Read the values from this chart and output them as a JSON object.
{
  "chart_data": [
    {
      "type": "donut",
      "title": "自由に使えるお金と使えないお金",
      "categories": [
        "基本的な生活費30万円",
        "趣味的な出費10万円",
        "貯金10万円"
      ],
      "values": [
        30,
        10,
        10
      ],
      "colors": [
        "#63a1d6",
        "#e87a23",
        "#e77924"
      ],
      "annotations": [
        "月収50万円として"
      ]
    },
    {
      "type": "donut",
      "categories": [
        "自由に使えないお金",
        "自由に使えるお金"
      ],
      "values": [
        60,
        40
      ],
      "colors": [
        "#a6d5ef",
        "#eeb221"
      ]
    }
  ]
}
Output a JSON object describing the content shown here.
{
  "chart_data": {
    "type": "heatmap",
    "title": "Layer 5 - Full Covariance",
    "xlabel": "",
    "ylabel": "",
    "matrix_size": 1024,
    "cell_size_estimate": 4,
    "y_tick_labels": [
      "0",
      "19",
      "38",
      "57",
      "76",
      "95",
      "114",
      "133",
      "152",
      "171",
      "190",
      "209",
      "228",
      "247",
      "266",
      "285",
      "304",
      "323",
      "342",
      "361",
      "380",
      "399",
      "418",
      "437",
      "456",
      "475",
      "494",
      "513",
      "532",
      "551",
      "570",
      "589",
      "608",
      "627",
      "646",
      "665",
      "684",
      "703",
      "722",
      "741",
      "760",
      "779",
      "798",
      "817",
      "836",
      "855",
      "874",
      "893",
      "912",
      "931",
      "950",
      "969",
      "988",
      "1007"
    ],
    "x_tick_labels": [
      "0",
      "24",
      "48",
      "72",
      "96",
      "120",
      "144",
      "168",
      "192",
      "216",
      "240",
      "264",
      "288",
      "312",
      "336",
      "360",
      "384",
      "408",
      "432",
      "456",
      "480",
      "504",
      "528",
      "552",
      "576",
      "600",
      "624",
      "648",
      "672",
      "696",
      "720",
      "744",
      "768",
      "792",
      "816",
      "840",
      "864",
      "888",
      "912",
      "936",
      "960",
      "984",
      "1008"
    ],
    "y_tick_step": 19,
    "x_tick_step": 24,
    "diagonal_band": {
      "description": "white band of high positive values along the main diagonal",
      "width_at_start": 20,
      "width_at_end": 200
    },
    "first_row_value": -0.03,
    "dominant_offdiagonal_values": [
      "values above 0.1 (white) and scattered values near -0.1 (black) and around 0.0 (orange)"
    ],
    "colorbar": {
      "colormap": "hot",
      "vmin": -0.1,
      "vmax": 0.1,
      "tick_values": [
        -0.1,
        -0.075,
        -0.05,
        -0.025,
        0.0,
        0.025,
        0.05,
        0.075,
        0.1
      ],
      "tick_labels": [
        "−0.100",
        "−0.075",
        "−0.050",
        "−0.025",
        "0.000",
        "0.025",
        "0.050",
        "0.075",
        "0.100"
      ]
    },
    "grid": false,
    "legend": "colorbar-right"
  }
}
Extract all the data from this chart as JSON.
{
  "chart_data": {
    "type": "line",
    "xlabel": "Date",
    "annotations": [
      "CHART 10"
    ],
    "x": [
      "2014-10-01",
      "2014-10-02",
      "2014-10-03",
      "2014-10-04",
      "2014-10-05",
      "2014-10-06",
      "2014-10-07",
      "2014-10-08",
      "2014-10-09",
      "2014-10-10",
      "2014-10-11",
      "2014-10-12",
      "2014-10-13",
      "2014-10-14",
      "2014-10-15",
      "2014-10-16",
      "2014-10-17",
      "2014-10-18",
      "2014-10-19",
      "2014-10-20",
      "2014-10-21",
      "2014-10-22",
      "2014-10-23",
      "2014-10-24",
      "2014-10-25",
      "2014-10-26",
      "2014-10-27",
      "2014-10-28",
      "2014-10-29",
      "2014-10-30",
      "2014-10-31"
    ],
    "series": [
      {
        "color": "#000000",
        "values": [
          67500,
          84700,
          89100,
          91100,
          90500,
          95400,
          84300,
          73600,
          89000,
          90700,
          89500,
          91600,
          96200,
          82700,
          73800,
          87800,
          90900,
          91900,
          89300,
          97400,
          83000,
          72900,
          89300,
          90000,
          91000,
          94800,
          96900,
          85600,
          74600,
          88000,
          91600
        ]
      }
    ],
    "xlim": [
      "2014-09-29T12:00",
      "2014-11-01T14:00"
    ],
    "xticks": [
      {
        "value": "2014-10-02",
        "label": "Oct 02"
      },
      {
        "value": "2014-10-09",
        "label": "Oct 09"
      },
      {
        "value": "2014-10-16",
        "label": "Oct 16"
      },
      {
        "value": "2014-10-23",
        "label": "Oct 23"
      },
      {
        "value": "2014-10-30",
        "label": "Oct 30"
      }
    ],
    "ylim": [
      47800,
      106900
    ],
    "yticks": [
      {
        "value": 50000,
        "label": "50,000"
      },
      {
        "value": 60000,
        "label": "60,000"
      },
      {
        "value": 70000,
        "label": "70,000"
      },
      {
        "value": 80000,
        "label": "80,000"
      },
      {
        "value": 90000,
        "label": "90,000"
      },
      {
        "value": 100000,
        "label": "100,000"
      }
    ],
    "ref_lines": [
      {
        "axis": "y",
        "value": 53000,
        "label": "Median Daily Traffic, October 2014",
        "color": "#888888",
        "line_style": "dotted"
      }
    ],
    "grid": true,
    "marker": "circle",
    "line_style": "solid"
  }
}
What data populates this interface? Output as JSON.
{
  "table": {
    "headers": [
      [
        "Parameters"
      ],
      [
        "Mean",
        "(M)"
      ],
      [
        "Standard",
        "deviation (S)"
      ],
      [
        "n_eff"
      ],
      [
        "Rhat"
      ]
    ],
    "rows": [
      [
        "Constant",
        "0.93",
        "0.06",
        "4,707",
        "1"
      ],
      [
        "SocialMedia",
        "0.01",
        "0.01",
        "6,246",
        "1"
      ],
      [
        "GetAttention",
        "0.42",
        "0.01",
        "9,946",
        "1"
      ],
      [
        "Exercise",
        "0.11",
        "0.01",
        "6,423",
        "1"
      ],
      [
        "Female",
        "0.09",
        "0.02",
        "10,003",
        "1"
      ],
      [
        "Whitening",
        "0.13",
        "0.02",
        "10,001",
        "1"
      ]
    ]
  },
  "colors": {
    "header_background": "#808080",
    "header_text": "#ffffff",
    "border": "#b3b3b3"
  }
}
********
Each line from the one containing "What data populates" to the final line of the entries above must be returned exactly, and no other line may appear.

> _Exercise solution_:
What data populates this interface? Output as JSON.
{
  "table": {
    "headers": [
      [
        "Parameters"
      ],
      [
        "Mean",
        "(M)"
      ],
      [
        "Standard",
        "deviation (S)"
      ],
      [
        "n_eff"
      ],
      [
        "Rhat"
      ]
    ],
    "rows": [
      [
        "Constant",
        "0.93",
        "0.06",
        "4,707",
        "1"
      ],
      [
        "SocialMedia",
        "0.01",
        "0.01",
        "6,246",
        "1"
      ],
      [
        "GetAttention",
        "0.42",
        "0.01",
        "9,946",
        "1"
      ],
      [
        "Exercise",
        "0.11",
        "0.01",
        "6,423",
        "1"
      ],
      [
        "Female",
        "0.09",
        "0.02",
        "10,003",
        "1"
      ],
      [
        "Whitening",
        "0.13",
        "0.02",
        "10,001",
        "1"
      ]
    ]
  },
  "colors": {
    "header_background": "#808080",
    "header_text": "#ffffff",
    "border": "#b3b3b3"
  }
}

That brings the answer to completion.